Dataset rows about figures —
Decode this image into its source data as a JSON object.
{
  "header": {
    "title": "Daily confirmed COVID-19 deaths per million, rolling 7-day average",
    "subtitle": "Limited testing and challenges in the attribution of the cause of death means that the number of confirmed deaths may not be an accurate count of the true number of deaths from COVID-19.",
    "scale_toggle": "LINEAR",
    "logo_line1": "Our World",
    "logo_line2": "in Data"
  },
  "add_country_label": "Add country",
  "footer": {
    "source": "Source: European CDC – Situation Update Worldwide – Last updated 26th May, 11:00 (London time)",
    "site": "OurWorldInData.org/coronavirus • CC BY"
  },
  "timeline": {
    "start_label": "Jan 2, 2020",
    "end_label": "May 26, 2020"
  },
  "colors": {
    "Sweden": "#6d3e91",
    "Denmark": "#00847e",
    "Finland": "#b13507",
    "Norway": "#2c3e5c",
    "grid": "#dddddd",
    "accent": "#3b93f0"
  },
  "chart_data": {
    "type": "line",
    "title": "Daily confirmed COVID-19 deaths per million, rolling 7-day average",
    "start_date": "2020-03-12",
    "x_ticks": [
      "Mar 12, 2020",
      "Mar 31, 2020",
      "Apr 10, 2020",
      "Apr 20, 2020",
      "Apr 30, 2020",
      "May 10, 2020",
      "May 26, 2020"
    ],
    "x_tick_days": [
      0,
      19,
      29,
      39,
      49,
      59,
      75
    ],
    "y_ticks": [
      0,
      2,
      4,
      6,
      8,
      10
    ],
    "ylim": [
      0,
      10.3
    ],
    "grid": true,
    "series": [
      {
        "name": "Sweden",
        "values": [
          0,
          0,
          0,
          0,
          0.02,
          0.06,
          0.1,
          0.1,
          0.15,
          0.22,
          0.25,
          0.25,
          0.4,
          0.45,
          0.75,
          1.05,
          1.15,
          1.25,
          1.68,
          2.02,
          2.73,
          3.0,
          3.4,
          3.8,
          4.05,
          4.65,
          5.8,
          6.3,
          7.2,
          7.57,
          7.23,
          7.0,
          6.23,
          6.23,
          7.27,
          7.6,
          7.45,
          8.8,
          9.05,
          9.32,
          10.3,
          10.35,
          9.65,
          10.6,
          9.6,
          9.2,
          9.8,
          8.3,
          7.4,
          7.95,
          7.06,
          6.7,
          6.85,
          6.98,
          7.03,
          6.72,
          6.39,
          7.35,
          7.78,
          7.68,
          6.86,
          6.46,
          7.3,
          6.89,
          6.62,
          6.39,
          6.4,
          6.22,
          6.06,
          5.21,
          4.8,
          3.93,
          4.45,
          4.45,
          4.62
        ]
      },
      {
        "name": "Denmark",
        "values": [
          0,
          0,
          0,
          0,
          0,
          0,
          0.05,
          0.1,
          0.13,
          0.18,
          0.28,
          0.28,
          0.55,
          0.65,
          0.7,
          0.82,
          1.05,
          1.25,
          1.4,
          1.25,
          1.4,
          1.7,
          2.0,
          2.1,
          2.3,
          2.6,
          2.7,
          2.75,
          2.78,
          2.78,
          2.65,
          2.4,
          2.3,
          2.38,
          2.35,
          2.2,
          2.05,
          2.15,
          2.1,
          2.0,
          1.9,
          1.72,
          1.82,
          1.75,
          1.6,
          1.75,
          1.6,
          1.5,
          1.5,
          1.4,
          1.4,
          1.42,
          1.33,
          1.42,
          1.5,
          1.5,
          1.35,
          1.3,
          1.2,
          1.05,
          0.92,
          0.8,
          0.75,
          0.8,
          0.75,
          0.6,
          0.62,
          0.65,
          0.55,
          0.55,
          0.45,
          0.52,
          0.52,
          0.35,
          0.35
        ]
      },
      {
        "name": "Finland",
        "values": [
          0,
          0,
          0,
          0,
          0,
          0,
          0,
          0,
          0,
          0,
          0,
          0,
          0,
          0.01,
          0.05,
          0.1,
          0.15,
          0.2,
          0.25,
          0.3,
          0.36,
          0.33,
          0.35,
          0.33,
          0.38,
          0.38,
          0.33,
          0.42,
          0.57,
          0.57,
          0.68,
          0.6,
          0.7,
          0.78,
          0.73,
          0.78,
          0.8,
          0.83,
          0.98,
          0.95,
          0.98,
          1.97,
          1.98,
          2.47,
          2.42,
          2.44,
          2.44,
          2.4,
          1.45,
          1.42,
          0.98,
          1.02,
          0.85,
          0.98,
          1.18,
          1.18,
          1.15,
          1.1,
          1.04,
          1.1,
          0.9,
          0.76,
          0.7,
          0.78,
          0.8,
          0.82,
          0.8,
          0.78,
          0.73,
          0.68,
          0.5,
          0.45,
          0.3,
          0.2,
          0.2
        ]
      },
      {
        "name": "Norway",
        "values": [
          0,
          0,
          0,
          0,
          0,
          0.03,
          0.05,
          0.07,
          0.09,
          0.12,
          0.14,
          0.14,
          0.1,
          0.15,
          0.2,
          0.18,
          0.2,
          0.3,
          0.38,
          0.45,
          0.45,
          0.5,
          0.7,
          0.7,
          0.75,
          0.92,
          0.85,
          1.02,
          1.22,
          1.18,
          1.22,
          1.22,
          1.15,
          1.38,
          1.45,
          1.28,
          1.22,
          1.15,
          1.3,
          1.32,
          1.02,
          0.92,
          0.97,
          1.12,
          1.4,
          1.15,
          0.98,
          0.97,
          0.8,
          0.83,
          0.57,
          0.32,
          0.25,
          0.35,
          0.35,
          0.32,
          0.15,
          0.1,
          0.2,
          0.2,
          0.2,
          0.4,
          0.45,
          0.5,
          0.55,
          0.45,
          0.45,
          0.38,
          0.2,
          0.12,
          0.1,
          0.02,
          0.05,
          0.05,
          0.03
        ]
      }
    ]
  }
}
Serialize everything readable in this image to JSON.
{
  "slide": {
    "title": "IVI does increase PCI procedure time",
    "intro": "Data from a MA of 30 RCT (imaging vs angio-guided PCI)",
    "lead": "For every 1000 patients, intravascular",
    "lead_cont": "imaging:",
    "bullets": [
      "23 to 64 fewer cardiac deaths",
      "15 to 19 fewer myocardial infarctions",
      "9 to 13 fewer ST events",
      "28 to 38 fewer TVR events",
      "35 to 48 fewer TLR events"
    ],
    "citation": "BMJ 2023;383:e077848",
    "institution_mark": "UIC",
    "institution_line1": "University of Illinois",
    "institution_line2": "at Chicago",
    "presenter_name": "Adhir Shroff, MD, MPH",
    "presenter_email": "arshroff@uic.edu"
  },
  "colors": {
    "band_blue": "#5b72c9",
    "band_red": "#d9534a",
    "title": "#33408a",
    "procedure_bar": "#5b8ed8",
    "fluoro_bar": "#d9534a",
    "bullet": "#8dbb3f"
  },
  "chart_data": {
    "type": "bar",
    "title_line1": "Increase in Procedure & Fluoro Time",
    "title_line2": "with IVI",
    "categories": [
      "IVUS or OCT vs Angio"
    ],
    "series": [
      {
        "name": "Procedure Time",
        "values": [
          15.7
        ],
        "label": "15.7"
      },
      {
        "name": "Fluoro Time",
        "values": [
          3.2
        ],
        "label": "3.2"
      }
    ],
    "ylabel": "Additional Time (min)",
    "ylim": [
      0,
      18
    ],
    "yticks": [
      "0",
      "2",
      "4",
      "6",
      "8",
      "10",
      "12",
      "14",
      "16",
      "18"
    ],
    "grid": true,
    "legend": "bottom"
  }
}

Assigned task —
Gather each line of the records holding the string "events".

Finished exercise —
      "9 to 13 fewer ST events",
      "28 to 38 fewer TVR events",
      "35 to 48 fewer TLR events"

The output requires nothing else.